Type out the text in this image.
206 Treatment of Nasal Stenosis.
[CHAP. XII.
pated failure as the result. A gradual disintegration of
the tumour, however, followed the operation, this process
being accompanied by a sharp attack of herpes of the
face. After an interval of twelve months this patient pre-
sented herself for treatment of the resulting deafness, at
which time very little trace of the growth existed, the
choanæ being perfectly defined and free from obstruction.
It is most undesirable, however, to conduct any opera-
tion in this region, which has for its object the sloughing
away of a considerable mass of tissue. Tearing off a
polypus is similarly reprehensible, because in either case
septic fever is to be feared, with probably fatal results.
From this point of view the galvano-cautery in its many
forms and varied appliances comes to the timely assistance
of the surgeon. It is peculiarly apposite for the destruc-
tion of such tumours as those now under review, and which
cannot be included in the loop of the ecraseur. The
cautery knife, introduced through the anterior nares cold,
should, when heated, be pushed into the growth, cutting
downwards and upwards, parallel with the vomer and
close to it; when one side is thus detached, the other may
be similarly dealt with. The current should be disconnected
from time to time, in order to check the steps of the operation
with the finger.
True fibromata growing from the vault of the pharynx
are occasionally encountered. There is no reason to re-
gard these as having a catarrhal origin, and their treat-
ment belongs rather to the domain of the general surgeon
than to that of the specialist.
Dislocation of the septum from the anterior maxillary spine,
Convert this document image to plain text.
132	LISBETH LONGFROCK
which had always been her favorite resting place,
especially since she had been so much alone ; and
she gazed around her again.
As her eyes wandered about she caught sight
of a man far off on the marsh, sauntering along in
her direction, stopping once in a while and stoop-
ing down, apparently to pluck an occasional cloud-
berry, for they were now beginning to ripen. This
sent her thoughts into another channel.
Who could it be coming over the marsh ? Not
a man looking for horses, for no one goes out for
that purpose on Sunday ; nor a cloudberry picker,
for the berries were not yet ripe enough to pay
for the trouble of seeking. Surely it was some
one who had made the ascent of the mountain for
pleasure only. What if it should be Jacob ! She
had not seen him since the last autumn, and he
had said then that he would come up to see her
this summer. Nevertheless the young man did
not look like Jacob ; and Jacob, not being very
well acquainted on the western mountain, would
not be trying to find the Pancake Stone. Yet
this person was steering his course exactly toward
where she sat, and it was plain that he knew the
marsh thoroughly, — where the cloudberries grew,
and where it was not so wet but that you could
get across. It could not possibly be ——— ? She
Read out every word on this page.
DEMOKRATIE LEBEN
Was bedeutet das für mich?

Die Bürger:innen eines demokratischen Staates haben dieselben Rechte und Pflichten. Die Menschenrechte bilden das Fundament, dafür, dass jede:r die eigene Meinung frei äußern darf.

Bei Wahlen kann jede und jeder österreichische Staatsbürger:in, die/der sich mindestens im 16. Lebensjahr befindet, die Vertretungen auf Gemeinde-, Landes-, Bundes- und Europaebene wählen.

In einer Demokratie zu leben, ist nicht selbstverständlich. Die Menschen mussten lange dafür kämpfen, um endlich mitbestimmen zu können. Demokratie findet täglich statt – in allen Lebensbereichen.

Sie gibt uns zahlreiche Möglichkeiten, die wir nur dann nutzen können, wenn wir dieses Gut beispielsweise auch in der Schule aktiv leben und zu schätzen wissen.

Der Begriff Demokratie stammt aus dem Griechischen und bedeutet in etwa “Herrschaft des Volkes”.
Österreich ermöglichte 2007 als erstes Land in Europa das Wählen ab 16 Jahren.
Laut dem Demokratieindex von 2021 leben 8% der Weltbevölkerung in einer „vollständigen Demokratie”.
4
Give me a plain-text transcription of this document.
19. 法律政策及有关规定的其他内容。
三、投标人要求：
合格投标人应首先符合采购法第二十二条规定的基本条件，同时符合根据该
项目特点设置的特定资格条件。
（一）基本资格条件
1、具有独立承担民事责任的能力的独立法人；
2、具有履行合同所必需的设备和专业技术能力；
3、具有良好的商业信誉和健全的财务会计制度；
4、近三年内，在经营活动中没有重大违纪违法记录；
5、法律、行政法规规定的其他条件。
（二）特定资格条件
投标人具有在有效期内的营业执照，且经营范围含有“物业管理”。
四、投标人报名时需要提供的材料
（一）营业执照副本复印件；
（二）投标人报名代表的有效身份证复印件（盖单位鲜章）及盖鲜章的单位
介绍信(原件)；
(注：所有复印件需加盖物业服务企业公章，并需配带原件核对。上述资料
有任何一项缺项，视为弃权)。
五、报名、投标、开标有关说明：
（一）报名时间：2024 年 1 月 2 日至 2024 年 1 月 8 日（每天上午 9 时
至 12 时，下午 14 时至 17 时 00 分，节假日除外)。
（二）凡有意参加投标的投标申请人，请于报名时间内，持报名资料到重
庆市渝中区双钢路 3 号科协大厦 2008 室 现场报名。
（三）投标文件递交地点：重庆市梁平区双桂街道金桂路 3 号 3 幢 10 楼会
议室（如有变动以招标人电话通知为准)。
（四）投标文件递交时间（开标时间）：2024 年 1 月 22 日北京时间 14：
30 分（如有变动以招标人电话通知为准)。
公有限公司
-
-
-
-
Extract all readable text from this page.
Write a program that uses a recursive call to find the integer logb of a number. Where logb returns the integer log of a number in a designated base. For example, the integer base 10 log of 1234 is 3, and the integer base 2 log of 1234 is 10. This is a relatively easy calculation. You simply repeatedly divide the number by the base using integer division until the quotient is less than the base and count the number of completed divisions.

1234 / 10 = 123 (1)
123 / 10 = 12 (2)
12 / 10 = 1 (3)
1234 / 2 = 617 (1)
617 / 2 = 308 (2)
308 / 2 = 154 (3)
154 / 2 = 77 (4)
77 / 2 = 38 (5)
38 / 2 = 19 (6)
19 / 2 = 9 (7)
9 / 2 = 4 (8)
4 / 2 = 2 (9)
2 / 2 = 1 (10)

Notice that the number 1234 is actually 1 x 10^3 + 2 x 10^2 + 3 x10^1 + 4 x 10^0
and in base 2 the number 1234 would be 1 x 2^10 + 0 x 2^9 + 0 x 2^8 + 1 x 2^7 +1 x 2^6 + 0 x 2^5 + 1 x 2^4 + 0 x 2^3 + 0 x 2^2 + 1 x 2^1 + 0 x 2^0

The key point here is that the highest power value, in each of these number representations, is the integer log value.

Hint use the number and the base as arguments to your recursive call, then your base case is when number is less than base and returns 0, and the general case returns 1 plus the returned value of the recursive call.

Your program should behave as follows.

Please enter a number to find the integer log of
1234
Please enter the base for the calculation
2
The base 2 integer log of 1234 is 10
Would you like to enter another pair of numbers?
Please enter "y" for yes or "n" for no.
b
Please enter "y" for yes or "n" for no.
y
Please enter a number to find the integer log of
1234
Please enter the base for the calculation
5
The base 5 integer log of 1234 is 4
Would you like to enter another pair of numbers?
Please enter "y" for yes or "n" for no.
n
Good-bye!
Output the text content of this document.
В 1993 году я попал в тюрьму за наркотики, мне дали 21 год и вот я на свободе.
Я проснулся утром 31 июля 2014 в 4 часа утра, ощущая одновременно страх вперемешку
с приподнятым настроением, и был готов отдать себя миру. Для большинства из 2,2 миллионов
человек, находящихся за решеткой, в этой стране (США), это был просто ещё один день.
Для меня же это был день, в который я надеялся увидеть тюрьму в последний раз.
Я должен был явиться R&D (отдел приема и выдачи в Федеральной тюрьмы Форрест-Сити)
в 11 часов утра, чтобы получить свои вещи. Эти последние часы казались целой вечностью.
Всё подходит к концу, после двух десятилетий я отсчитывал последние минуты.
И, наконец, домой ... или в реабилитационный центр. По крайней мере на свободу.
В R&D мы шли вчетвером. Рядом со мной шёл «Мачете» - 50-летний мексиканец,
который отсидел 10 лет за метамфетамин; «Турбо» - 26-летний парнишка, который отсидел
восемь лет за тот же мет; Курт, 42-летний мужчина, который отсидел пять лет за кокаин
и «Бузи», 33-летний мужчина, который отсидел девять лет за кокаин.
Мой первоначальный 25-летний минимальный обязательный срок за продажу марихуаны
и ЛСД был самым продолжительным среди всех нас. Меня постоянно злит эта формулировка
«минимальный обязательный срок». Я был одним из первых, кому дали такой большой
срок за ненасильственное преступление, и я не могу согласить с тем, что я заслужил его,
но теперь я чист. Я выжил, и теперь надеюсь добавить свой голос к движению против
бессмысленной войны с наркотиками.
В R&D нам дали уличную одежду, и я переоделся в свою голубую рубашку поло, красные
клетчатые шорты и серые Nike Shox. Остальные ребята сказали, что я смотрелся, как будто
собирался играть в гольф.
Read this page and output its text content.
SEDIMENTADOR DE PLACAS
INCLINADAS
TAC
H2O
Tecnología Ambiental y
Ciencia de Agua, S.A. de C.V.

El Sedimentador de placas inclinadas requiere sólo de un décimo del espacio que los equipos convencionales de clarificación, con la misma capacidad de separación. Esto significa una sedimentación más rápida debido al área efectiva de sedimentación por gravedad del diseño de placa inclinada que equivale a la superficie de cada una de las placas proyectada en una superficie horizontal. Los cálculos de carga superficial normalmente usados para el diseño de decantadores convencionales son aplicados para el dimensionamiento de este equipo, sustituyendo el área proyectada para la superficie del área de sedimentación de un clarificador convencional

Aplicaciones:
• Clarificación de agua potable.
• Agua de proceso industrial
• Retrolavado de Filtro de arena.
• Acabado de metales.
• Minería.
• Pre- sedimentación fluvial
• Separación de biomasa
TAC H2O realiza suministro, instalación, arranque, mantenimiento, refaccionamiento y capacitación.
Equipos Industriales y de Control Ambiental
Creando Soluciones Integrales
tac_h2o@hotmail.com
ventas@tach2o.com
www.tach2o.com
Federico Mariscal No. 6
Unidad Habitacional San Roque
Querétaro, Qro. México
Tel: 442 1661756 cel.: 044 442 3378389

_Task statement_
For the entries shown above, give the number of lines that include the word "bedeutet", without any other text.

_Answer for this exercise_
2